§ EXTRACTED INFORMATION:
## begin
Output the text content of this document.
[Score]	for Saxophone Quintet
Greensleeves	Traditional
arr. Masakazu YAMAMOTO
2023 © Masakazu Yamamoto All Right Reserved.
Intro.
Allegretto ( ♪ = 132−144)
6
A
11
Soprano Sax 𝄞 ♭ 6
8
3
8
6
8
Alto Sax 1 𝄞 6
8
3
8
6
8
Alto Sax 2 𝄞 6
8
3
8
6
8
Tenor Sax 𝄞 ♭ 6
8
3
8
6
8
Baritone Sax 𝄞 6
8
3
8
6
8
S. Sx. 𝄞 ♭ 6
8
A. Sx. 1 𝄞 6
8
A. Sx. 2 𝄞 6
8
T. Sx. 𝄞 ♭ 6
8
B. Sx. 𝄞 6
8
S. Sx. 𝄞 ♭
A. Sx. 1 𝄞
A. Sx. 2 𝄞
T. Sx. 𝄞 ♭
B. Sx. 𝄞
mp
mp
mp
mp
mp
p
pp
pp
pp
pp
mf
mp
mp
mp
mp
## end
§ REQUIREMENT: Your task is to repeat the data exactly, with nothing left out.

§ RESULT:
Output the text content of this document.
[Score]	for Saxophone Quintet
Greensleeves	Traditional
arr. Masakazu YAMAMOTO
2023 © Masakazu Yamamoto All Right Reserved.
Intro.
Allegretto ( ♪ = 132−144)
6
A
11
Soprano Sax 𝄞 ♭ 6
8
3
8
6
8
Alto Sax 1 𝄞 6
8
3
8
6
8
Alto Sax 2 𝄞 6
8
3
8
6
8
Tenor Sax 𝄞 ♭ 6
8
3
8
6
8
Baritone Sax 𝄞 6
8
3
8
6
8
S. Sx. 𝄞 ♭ 6
8
A. Sx. 1 𝄞 6
8
A. Sx. 2 𝄞 6
8
T. Sx. 𝄞 ♭ 6
8
B. Sx. 𝄞 6
8
S. Sx. 𝄞 ♭
A. Sx. 1 𝄞
A. Sx. 2 𝄞
T. Sx. 𝄞 ♭
B. Sx. 𝄞
mp
mp
mp
mp
mp
p
pp
pp
pp
pp
mf
mp
mp
mp
mp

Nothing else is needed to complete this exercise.